## WRITTEN EXERCISE
Locate all lines in the data below that hold "дохода" and show them.

## Records from a data source
....

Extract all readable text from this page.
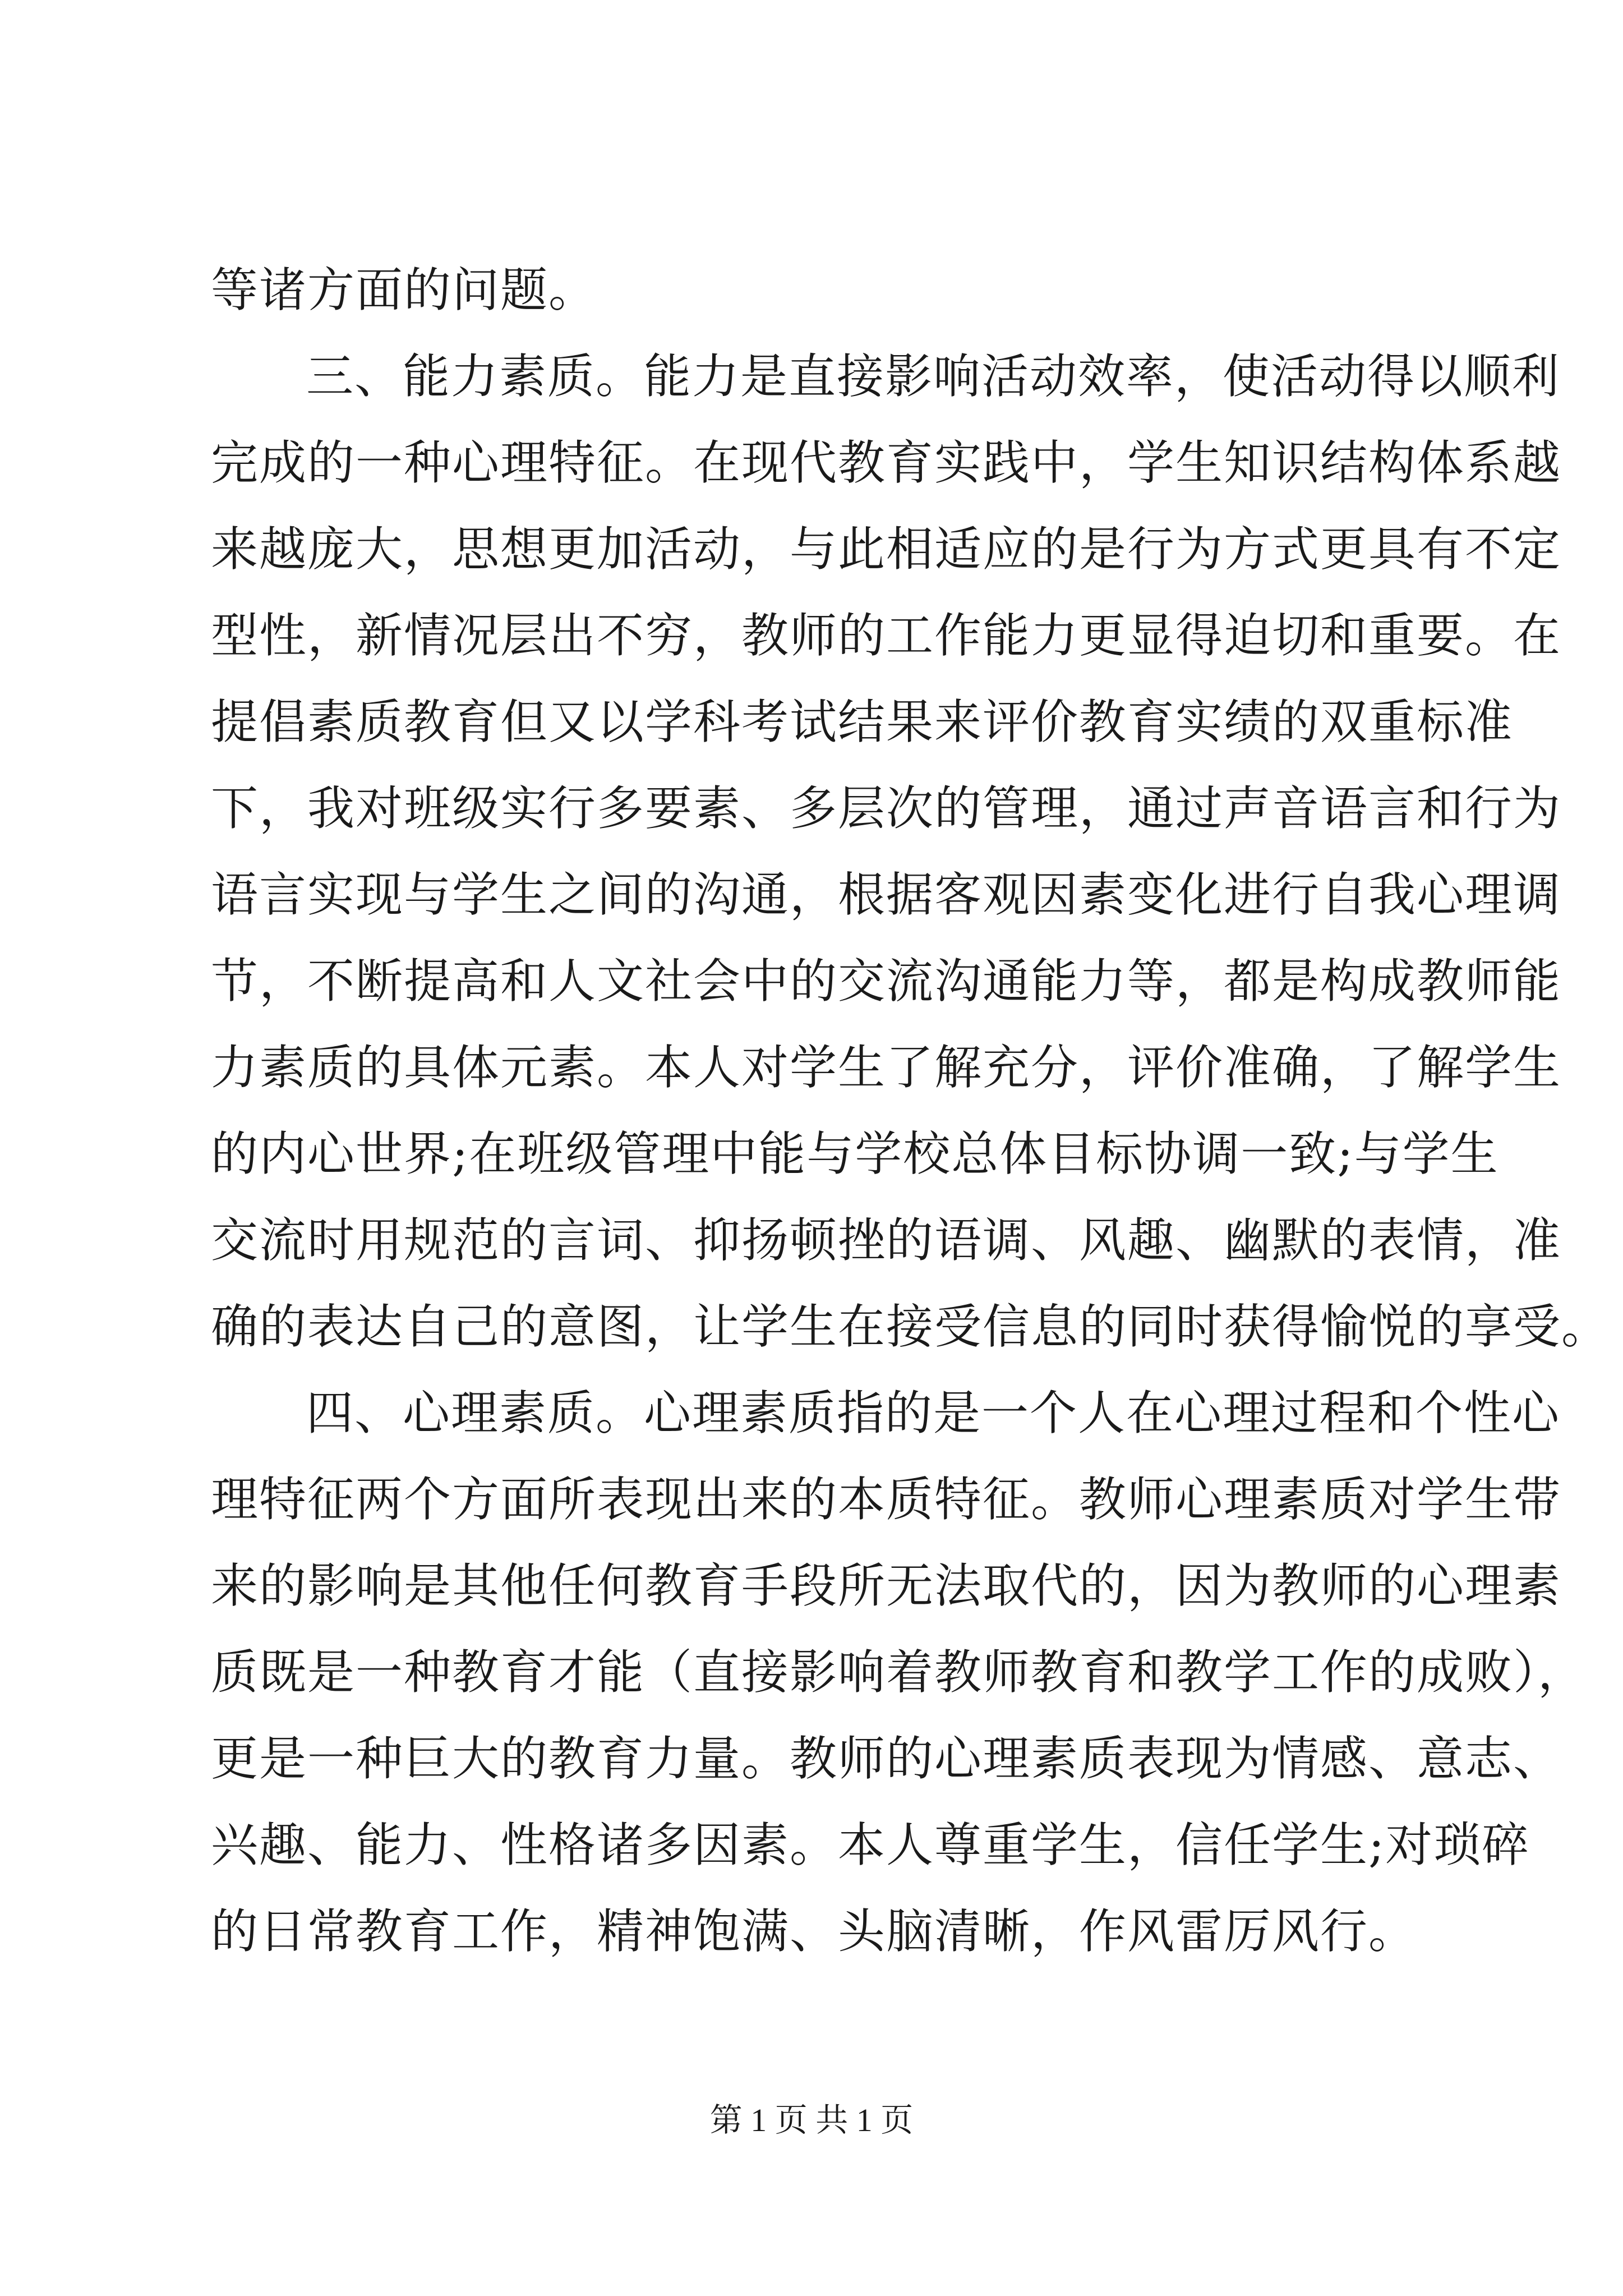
等诸方面的问题。
三、能力素质。能力是直接影响活动效率，使活动得以顺利
完成的一种心理特征。在现代教育实践中，学生知识结构体系越
来越庞大，思想更加活动，与此相适应的是行为方式更具有不定
型性，新情况层出不穷，教师的工作能力更显得迫切和重要。在
提倡素质教育但又以学科考试结果来评价教育实绩的双重标准
下，我对班级实行多要素、多层次的管理，通过声音语言和行为
语言实现与学生之间的沟通，根据客观因素变化进行自我心理调
节，不断提高和人文社会中的交流沟通能力等，都是构成教师能
力素质的具体元素。本人对学生了解充分，评价准确，了解学生
的内心世界;在班级管理中能与学校总体目标协调一致;与学生
交流时用规范的言词、抑扬顿挫的语调、风趣、幽默的表情，准
确的表达自己的意图，让学生在接受信息的同时获得愉悦的享受。
四、心理素质。心理素质指的是一个人在心理过程和个性心
理特征两个方面所表现出来的本质特征。教师心理素质对学生带
来的影响是其他任何教育手段所无法取代的，因为教师的心理素
质既是一种教育才能（直接影响着教师教育和教学工作的成败），
更是一种巨大的教育力量。教师的心理素质表现为情感、意志、
兴趣、能力、性格诸多因素。本人尊重学生，信任学生;对琐碎
的日常教育工作，精神饱满、头脑清晰，作风雷厉风行。
第 1 页 共 1 页
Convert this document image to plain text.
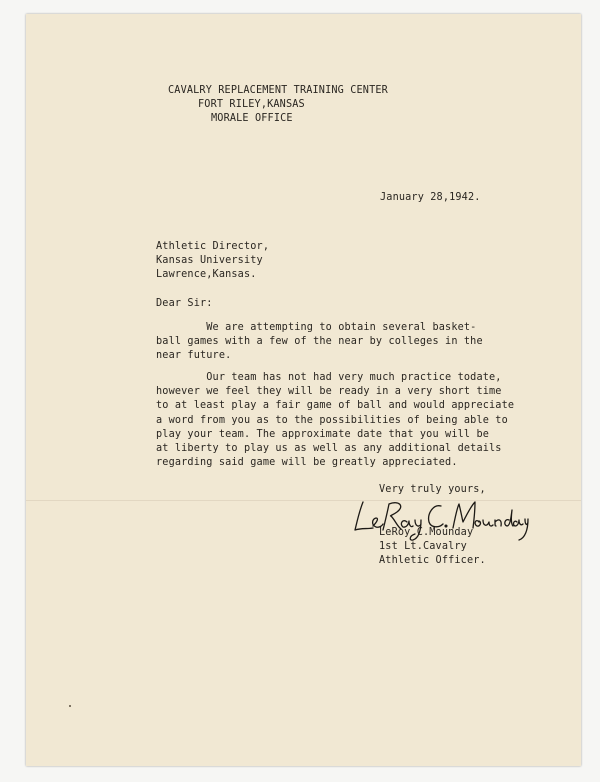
CAVALRY REPLACEMENT TRAINING CENTER

FORT RILEY,KANSAS

MORALE OFFICE

January 28,1942.

Athletic Director,

Kansas University

Lawrence,Kansas.

Dear Sir:

We are attempting to obtain several basket-
ball games with a few of the near by colleges in the
near future.

Our team has not had very much practice todate,
however we feel they will be ready in a very short time
to at least play a fair game of ball and would appreciate
a word from you as to the possibilities of being able to
play your team. The approximate date that you will be
at liberty to play us as well as any additional details
regarding said game will be greatly appreciated.

Very truly yours,

LeRoy C.Mounday

1st Lt.Cavalry

Athletic Officer.
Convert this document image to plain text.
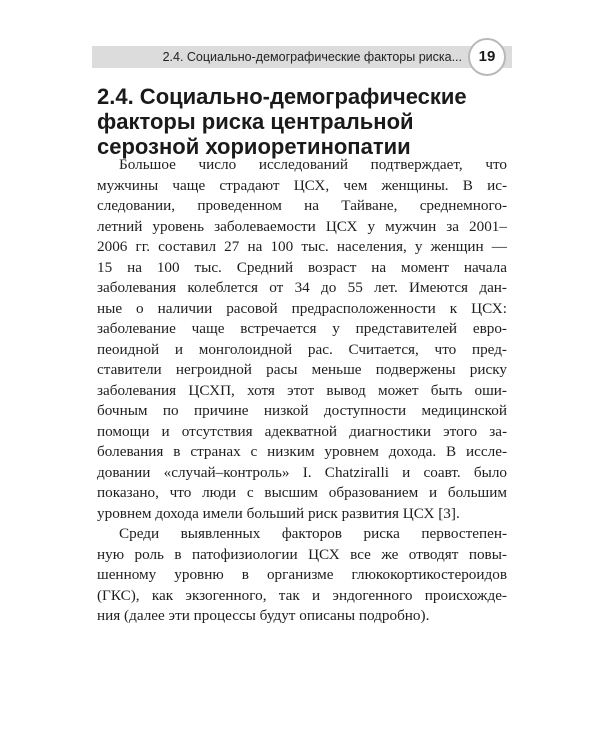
2.4. Социально-демографические факторы риска...	19
2.4. Социально-демографические
факторы риска центральной
серозной хориоретинопатии
Большое число исследований подтверждает, что
мужчины чаще страдают ЦСХ, чем женщины. В ис-
следовании, проведенном на Тайване, среднемного-
летний уровень заболеваемости ЦСХ у мужчин за 2001–
2006 гг. составил 27 на 100 тыс. населения, у женщин —
15 на 100 тыс. Средний возраст на момент начала
заболевания колеблется от 34 до 55 лет. Имеются дан-
ные о наличии расовой предрасположенности к ЦСХ:
заболевание чаще встречается у представителей евро-
пеоидной и монголоидной рас. Считается, что пред-
ставители негроидной расы меньше подвержены риску
заболевания ЦСХП, хотя этот вывод может быть оши-
бочным по причине низкой доступности медицинской
помощи и отсутствия адекватной диагностики этого за-
болевания в странах с низким уровнем дохода. В иссле-
довании «случай–контроль» I. Chatziralli и соавт. было
показано, что люди с высшим образованием и большим
уровнем дохода имели больший риск развития ЦСХ [3].
Среди выявленных факторов риска первостепен-
ную роль в патофизиологии ЦСХ все же отводят повы-
шенному уровню в организме глюкокортикостероидов
(ГКС), как экзогенного, так и эндогенного происхожде-
ния (далее эти процессы будут описаны подробно).
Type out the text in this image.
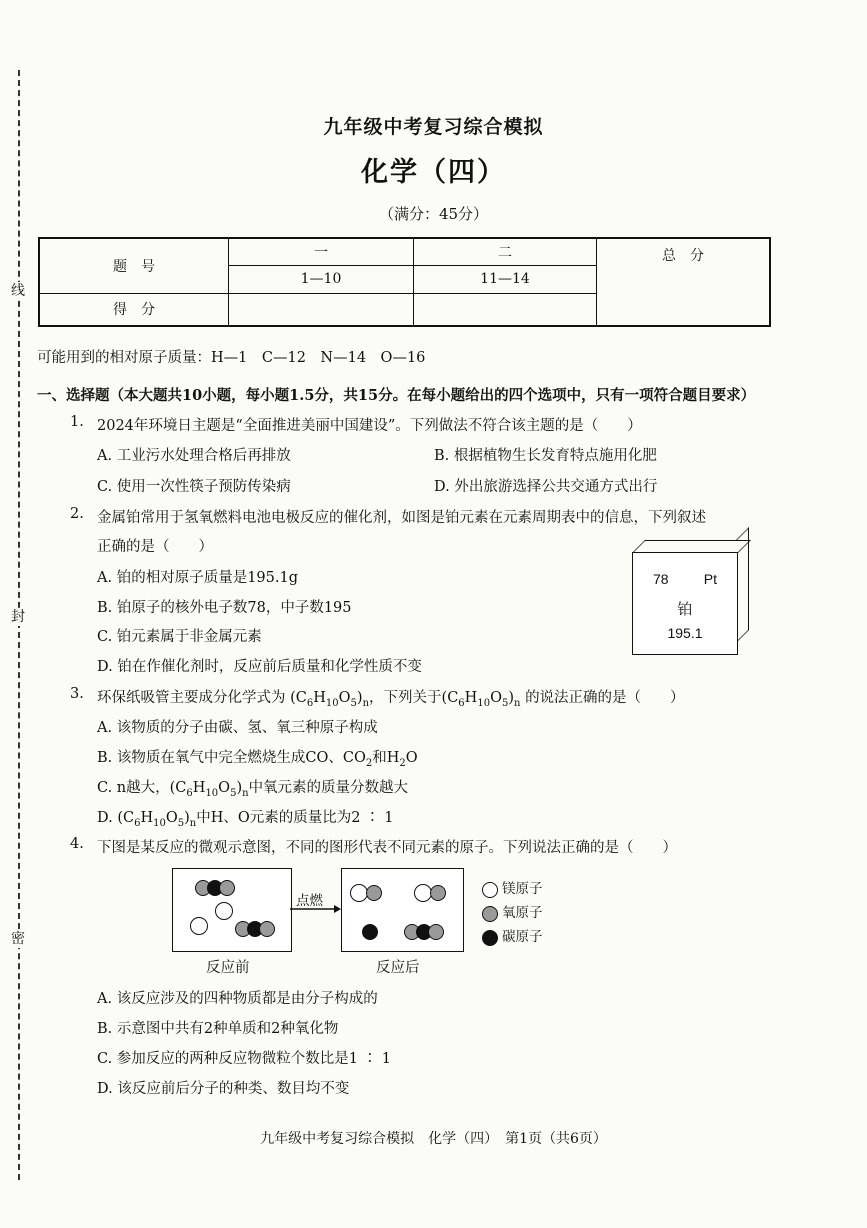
线
封
密
九年级中考复习综合模拟
化学（四）
（满分：45分）
题　号	一	二	总　分
	1—10	11—14	
得　分			
可能用到的相对原子质量：H—1　C—12　N—14　O—16
一、选择题（本大题共10小题，每小题1.5分，共15分。在每小题给出的四个选项中，只有一项符合题目要求）
1. 2024年环境日主题是“全面推进美丽中国建设”。下列做法不符合该主题的是（　　）
A. 工业污水处理合格后再排放	B. 根据植物生长发育特点施用化肥
C. 使用一次性筷子预防传染病	D. 外出旅游选择公共交通方式出行
2. 金属铂常用于氢氧燃料电池电极反应的催化剂，如图是铂元素在元素周期表中的信息，下列叙述
正确的是（　　）
A. 铂的相对原子质量是195.1g
B. 铂原子的核外电子数78，中子数195
C. 铂元素属于非金属元素
D. 铂在作催化剂时，反应前后质量和化学性质不变
78	Pt
铂
195.1
3. 环保纸吸管主要成分化学式为 $(C_6H_{10}O_5)_n$，下列关于$(C_6H_{10}O_5)_n$ 的说法正确的是（　　）
A. 该物质的分子由碳、氢、氧三种原子构成
B. 该物质在氧气中完全燃烧生成CO、$CO_2$和$H_2O$
C. n越大，$(C_6H_{10}O_5)_n$中氧元素的质量分数越大
D. $(C_6H_{10}O_5)_n$中H、O元素的质量比为2 ∶ 1
4. 下图是某反应的微观示意图，不同的图形代表不同元素的原子。下列说法正确的是（　　）
点燃
反应前	反应后
镁原子
氧原子
碳原子
A. 该反应涉及的四种物质都是由分子构成的
B. 示意图中共有2种单质和2种氧化物
C. 参加反应的两种反应物微粒个数比是1 ∶ 1
D. 该反应前后分子的种类、数目均不变
九年级中考复习综合模拟　化学（四）　第1页（共6页）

....

## RESULT FOR THIS EXERCISE
болевания в странах с низким уровнем дохода. В иссле-
уровнем дохода имели больший риск развития ЦСХ [3].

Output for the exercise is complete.